**** Given information ****

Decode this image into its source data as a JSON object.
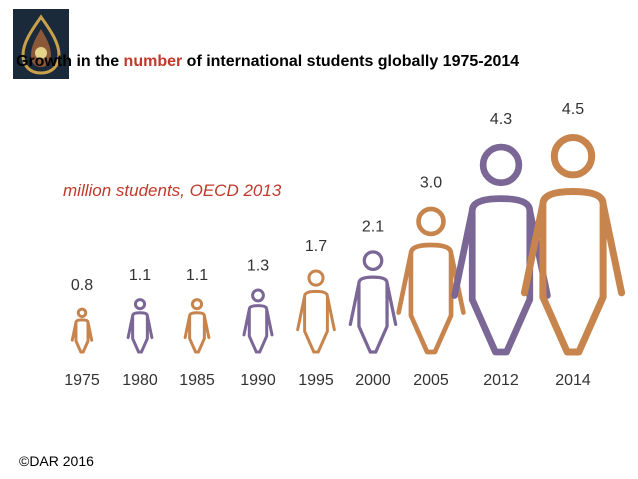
{
  "title": {
    "before": "Growth in the ",
    "highlight": "number",
    "after": " of international students globally 1975-2014"
  },
  "subtitle": "million students, OECD 2013",
  "credit": "©DAR 2016",
  "colors": {
    "orange": "#c8844d",
    "purple": "#7b6796",
    "red": "#c0392b"
  },
  "chart_data": {
    "type": "pictogram",
    "unit": "million students",
    "categories": [
      "1975",
      "1980",
      "1985",
      "1990",
      "1995",
      "2000",
      "2005",
      "2012",
      "2014"
    ],
    "values": [
      0.8,
      1.1,
      1.1,
      1.3,
      1.7,
      2.1,
      3.0,
      4.3,
      4.5
    ],
    "value_labels": [
      "0.8",
      "1.1",
      "1.1",
      "1.3",
      "1.7",
      "2.1",
      "3.0",
      "4.3",
      "4.5"
    ],
    "series_colors": [
      "orange",
      "purple",
      "orange",
      "purple",
      "orange",
      "purple",
      "orange",
      "purple",
      "orange"
    ]
  }
}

****

▸ **What is being asked**
Look through the records above and report how many lines hold the word "students", giving only the number.

▸ **Expected answer**
3